» Request: Only the lines holding the string "書類その他の物件を検査させ" are needed. Copy each one.
* * * * * * *
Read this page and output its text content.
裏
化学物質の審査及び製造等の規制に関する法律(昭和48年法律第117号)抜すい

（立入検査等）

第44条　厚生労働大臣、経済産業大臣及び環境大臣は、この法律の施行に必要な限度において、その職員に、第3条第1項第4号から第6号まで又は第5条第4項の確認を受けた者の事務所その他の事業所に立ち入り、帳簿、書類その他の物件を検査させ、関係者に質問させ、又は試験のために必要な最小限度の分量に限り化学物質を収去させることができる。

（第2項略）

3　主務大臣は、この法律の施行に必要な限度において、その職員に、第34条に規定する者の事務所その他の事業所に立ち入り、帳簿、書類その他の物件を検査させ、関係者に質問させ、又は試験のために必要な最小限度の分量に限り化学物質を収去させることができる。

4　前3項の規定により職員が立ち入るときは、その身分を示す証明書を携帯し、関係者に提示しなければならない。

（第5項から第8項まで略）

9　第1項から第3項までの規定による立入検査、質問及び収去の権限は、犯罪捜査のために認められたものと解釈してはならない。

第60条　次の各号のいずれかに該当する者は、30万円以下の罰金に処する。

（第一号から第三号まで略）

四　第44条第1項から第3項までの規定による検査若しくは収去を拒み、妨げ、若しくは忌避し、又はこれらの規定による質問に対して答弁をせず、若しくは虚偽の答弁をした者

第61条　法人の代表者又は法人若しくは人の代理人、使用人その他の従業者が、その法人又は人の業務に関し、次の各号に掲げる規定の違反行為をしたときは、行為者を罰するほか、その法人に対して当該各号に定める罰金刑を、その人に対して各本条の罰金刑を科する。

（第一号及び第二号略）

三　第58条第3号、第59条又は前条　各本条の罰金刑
* * * * * * *
» Correct result:
第44条　厚生労働大臣、経済産業大臣及び環境大臣は、この法律の施行に必要な限度において、その職員に、第3条第1項第4号から第6号まで又は第5条第4項の確認を受けた者の事務所その他の事業所に立ち入り、帳簿、書類その他の物件を検査させ、関係者に質問させ、又は試験のために必要な最小限度の分量に限り化学物質を収去させることができる。
3　主務大臣は、この法律の施行に必要な限度において、その職員に、第34条に規定する者の事務所その他の事業所に立ち入り、帳簿、書類その他の物件を検査させ、関係者に質問させ、又は試験のために必要な最小限度の分量に限り化学物質を収去させることができる。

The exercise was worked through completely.